- **Work required**: Extract all lines in the data that contain the word "kickstartDS".

____ Supplied information

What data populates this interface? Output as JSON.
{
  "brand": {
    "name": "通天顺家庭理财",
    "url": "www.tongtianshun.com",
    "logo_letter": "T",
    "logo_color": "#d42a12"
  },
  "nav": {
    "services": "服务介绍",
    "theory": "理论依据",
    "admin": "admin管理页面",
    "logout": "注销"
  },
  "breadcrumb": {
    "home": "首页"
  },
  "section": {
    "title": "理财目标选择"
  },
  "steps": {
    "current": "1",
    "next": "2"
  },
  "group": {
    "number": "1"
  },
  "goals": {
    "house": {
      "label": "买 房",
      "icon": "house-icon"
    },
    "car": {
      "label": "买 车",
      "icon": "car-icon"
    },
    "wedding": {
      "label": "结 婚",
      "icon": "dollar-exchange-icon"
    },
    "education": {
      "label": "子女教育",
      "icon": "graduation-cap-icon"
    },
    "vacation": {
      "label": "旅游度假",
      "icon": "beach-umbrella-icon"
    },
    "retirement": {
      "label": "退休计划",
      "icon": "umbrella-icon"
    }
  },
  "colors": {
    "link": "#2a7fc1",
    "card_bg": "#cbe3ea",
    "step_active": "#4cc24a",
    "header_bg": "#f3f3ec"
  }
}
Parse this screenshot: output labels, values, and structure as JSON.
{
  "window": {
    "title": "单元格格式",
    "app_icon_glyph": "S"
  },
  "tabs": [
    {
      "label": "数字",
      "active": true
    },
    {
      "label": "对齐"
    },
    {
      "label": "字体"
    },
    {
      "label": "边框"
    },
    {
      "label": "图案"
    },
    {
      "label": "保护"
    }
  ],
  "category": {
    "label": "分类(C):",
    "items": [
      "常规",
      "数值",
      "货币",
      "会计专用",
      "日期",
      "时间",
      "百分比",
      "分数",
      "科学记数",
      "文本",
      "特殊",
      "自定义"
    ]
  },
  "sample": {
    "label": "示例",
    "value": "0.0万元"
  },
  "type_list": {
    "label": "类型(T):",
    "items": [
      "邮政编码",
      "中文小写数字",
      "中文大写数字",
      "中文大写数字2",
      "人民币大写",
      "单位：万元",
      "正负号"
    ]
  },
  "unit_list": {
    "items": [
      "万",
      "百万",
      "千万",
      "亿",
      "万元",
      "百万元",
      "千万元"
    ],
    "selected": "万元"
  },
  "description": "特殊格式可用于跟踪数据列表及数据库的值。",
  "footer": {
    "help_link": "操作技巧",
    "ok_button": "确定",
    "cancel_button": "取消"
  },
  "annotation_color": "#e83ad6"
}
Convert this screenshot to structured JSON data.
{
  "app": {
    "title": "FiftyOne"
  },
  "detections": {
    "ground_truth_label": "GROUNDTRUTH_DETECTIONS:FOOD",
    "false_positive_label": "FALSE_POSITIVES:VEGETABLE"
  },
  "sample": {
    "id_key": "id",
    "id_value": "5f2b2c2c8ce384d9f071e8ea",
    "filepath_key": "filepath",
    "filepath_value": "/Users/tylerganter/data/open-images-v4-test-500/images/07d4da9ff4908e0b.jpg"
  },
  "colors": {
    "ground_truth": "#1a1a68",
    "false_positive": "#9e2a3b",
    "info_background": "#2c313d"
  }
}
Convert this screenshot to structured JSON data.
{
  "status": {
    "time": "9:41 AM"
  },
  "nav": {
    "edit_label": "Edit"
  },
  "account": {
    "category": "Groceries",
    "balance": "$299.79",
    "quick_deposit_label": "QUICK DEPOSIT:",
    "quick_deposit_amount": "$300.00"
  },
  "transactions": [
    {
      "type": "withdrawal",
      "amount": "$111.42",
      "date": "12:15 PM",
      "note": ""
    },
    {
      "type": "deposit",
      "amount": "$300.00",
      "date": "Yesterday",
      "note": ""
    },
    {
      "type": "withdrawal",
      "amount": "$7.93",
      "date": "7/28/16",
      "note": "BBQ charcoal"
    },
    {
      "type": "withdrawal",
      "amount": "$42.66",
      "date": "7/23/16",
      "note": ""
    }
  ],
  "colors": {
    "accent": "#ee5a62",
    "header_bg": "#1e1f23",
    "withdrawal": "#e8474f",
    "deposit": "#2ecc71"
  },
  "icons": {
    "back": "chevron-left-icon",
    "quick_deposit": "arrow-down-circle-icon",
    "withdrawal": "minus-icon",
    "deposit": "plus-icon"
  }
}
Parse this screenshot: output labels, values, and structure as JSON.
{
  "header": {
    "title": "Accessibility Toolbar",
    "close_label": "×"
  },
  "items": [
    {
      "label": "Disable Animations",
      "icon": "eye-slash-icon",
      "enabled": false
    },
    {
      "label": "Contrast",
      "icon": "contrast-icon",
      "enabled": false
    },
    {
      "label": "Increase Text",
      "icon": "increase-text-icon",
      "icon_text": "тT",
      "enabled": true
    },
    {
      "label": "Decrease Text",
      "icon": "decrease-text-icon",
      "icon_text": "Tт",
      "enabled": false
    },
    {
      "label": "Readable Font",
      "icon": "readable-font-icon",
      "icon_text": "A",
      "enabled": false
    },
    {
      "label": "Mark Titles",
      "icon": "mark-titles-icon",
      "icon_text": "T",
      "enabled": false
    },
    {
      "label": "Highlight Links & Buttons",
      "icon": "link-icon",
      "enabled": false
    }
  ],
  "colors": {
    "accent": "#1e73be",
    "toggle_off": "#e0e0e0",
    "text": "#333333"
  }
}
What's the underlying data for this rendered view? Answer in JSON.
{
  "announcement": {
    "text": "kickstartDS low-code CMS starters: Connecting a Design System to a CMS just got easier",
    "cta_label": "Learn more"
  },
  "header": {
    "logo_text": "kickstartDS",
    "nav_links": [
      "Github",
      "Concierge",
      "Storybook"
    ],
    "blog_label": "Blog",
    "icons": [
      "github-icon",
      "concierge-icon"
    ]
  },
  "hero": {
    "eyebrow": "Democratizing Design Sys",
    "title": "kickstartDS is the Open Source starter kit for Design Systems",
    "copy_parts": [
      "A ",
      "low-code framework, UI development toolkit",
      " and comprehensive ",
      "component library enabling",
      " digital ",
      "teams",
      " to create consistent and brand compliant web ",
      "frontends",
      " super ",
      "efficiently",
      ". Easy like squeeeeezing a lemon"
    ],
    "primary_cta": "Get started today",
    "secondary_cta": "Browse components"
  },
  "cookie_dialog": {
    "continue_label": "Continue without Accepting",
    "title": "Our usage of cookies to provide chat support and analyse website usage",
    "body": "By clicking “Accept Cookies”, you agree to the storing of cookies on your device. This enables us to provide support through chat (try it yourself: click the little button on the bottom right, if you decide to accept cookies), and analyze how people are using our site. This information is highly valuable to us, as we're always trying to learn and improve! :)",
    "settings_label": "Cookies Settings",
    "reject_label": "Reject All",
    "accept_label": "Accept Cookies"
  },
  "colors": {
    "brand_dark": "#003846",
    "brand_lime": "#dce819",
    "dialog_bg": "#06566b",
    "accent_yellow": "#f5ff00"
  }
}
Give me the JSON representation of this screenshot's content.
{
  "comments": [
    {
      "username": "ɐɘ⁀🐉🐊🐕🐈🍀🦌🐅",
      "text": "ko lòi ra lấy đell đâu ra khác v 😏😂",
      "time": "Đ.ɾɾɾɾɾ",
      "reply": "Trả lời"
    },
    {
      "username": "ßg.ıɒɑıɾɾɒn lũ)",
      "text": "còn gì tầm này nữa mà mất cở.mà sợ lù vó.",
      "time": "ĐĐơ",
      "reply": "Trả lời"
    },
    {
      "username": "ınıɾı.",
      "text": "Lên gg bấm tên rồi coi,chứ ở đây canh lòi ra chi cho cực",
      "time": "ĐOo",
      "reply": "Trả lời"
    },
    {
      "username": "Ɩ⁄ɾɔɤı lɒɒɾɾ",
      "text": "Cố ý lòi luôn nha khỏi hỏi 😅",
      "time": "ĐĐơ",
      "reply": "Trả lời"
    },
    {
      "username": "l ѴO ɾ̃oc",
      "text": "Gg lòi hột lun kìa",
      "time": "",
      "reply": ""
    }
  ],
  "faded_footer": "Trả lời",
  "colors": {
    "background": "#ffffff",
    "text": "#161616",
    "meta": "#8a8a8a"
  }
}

________

- **Response for this exercise**:
    "text": "kickstartDS low-code CMS starters: Connecting a Design System to a CMS just got easier",
    "logo_text": "kickstartDS",
    "title": "kickstartDS is the Open Source starter kit for Design Systems",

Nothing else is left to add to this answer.